[TASK DIRECTIONS] All entries must be extracted exactly, with nothing added or dropped.

[INPUT ROWS]

···

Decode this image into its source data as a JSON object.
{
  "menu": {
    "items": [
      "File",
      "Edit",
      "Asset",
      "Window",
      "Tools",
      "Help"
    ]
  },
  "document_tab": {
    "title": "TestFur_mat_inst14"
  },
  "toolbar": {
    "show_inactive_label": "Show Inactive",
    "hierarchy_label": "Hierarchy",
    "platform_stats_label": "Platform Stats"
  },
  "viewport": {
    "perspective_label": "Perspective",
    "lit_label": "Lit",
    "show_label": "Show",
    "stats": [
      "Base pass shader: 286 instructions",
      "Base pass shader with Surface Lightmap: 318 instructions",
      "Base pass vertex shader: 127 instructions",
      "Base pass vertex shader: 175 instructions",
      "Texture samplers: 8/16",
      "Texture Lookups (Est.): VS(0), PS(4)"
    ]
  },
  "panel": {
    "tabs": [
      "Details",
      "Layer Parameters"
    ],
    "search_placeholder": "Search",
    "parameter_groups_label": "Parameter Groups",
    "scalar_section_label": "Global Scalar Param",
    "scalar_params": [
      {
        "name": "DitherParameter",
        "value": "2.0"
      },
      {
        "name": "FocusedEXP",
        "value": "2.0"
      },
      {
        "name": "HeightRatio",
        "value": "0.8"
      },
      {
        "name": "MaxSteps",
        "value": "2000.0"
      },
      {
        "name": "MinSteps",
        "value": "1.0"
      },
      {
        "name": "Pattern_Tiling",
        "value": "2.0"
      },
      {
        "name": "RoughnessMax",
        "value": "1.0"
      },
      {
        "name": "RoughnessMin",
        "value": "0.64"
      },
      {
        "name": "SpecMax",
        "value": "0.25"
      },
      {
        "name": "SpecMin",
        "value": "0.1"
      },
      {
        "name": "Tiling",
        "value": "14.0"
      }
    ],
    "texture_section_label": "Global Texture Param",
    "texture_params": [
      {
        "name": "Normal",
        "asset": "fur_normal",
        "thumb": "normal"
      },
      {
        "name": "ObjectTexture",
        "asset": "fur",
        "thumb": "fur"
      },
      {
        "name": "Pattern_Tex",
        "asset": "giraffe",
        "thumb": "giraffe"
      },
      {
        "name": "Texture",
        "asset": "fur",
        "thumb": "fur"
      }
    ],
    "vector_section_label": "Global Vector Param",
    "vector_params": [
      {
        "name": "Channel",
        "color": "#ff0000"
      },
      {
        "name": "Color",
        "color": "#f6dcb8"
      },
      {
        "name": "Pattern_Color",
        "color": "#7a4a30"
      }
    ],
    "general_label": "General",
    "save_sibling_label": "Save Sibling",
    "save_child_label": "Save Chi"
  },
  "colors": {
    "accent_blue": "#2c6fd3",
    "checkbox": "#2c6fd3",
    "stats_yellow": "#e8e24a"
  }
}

···

[ANSWER TO THIS EXERCISE]
Decode this image into its source data as a JSON object.
{
  "menu": {
    "items": [
      "File",
      "Edit",
      "Asset",
      "Window",
      "Tools",
      "Help"
    ]
  },
  "document_tab": {
    "title": "TestFur_mat_inst14"
  },
  "toolbar": {
    "show_inactive_label": "Show Inactive",
    "hierarchy_label": "Hierarchy",
    "platform_stats_label": "Platform Stats"
  },
  "viewport": {
    "perspective_label": "Perspective",
    "lit_label": "Lit",
    "show_label": "Show",
    "stats": [
      "Base pass shader: 286 instructions",
      "Base pass shader with Surface Lightmap: 318 instructions",
      "Base pass vertex shader: 127 instructions",
      "Base pass vertex shader: 175 instructions",
      "Texture samplers: 8/16",
      "Texture Lookups (Est.): VS(0), PS(4)"
    ]
  },
  "panel": {
    "tabs": [
      "Details",
      "Layer Parameters"
    ],
    "search_placeholder": "Search",
    "parameter_groups_label": "Parameter Groups",
    "scalar_section_label": "Global Scalar Param",
    "scalar_params": [
      {
        "name": "DitherParameter",
        "value": "2.0"
      },
      {
        "name": "FocusedEXP",
        "value": "2.0"
      },
      {
        "name": "HeightRatio",
        "value": "0.8"
      },
      {
        "name": "MaxSteps",
        "value": "2000.0"
      },
      {
        "name": "MinSteps",
        "value": "1.0"
      },
      {
        "name": "Pattern_Tiling",
        "value": "2.0"
      },
      {
        "name": "RoughnessMax",
        "value": "1.0"
      },
      {
        "name": "RoughnessMin",
        "value": "0.64"
      },
      {
        "name": "SpecMax",
        "value": "0.25"
      },
      {
        "name": "SpecMin",
        "value": "0.1"
      },
      {
        "name": "Tiling",
        "value": "14.0"
      }
    ],
    "texture_section_label": "Global Texture Param",
    "texture_params": [
      {
        "name": "Normal",
        "asset": "fur_normal",
        "thumb": "normal"
      },
      {
        "name": "ObjectTexture",
        "asset": "fur",
        "thumb": "fur"
      },
      {
        "name": "Pattern_Tex",
        "asset": "giraffe",
        "thumb": "giraffe"
      },
      {
        "name": "Texture",
        "asset": "fur",
        "thumb": "fur"
      }
    ],
    "vector_section_label": "Global Vector Param",
    "vector_params": [
      {
        "name": "Channel",
        "color": "#ff0000"
      },
      {
        "name": "Color",
        "color": "#f6dcb8"
      },
      {
        "name": "Pattern_Color",
        "color": "#7a4a30"
      }
    ],
    "general_label": "General",
    "save_sibling_label": "Save Sibling",
    "save_child_label": "Save Chi"
  },
  "colors": {
    "accent_blue": "#2c6fd3",
    "checkbox": "#2c6fd3",
    "stats_yellow": "#e8e24a"
  }
}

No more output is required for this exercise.